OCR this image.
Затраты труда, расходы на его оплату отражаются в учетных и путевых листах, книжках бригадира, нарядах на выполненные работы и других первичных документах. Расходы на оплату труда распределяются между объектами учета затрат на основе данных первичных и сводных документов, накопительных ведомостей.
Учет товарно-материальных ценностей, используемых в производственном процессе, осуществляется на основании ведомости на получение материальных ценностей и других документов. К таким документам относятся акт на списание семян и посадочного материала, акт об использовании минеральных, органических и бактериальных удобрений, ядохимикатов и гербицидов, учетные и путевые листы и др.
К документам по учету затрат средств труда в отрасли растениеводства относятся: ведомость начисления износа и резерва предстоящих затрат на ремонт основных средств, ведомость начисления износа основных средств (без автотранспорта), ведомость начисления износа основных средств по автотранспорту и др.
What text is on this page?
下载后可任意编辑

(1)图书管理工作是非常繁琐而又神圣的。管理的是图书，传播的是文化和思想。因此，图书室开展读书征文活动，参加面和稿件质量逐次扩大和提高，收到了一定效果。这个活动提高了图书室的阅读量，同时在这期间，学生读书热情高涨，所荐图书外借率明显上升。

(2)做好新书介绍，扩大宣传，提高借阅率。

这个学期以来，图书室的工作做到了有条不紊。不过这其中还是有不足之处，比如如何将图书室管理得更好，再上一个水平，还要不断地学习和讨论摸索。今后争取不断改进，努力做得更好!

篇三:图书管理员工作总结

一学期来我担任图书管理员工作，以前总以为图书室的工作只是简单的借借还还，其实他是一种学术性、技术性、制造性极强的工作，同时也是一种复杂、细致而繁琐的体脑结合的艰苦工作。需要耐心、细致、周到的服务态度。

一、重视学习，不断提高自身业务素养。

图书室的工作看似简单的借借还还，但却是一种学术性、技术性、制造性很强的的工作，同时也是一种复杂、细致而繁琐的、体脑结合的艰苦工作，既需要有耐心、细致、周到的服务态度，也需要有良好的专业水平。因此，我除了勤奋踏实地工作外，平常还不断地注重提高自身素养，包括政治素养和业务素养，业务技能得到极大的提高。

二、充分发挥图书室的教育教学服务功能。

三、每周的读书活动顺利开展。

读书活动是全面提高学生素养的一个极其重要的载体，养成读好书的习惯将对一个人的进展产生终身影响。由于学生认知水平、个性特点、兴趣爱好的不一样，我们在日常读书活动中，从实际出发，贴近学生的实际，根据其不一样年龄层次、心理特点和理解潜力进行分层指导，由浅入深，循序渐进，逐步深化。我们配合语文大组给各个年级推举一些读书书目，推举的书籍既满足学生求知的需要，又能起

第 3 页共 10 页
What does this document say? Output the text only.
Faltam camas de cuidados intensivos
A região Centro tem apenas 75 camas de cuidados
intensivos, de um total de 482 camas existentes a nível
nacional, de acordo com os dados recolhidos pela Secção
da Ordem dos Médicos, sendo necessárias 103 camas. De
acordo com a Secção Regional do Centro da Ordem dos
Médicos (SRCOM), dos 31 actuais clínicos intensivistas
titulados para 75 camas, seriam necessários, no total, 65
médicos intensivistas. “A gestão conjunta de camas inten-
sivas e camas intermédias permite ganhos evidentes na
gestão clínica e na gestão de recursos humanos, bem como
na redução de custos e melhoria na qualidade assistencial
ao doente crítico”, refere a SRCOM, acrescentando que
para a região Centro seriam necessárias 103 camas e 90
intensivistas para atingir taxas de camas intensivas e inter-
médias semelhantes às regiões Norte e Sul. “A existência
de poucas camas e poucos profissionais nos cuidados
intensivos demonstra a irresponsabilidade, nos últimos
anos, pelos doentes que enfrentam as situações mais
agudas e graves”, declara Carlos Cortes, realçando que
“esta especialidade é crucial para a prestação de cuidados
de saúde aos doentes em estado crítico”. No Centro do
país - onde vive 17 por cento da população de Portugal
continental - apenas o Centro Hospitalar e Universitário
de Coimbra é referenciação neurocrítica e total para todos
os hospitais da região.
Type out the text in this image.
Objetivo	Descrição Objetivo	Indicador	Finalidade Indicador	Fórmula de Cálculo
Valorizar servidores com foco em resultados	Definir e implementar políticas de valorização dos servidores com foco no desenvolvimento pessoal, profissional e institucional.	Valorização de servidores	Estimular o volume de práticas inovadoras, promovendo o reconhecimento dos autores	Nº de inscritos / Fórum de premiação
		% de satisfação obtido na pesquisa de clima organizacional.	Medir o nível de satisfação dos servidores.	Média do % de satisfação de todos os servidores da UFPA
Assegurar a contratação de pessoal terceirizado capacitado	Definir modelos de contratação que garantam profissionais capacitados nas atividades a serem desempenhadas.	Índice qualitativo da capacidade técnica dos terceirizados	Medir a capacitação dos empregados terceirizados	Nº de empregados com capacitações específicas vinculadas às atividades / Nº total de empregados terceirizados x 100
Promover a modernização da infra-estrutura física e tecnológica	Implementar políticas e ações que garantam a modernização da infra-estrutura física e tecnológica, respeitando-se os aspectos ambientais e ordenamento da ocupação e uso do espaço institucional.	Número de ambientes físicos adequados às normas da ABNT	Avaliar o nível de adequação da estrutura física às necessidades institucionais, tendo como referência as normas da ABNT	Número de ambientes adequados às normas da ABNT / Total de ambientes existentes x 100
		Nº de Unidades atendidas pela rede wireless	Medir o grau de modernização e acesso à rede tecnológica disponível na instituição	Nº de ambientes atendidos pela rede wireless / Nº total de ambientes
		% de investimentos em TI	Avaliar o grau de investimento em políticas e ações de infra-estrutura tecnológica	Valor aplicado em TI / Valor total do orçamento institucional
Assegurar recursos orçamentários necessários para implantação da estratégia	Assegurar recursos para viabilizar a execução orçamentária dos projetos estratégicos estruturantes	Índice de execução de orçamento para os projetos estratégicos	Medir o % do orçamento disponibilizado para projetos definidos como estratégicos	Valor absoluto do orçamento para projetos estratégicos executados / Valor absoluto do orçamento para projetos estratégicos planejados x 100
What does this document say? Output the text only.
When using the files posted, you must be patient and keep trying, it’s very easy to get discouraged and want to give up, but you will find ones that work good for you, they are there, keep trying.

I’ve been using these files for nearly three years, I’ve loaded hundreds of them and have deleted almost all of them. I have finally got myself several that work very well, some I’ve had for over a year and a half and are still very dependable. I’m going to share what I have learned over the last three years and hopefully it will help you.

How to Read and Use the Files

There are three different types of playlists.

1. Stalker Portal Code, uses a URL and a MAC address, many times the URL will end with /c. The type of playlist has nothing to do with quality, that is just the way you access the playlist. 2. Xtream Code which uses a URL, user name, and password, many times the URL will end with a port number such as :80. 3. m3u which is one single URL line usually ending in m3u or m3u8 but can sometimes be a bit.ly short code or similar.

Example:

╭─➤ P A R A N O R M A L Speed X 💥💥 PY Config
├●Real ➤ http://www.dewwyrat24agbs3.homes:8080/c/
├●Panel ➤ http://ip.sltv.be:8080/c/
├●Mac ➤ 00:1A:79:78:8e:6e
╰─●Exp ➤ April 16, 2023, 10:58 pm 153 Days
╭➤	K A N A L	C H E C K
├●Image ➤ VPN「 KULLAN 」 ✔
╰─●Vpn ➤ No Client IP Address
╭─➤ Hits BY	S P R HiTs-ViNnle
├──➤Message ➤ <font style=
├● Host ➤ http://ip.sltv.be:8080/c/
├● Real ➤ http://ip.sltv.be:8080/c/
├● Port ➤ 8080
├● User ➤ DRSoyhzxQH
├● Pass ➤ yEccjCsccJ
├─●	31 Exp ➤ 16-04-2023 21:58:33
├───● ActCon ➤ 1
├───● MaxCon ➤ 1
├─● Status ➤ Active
_ _ _ _
## Task description
Which lines hold the word "crítico"? Copy every one of them.

## Task answer
ao doente crítico”, refere a SRCOM, acrescentando que
de saúde aos doentes em estado crítico”. No Centro do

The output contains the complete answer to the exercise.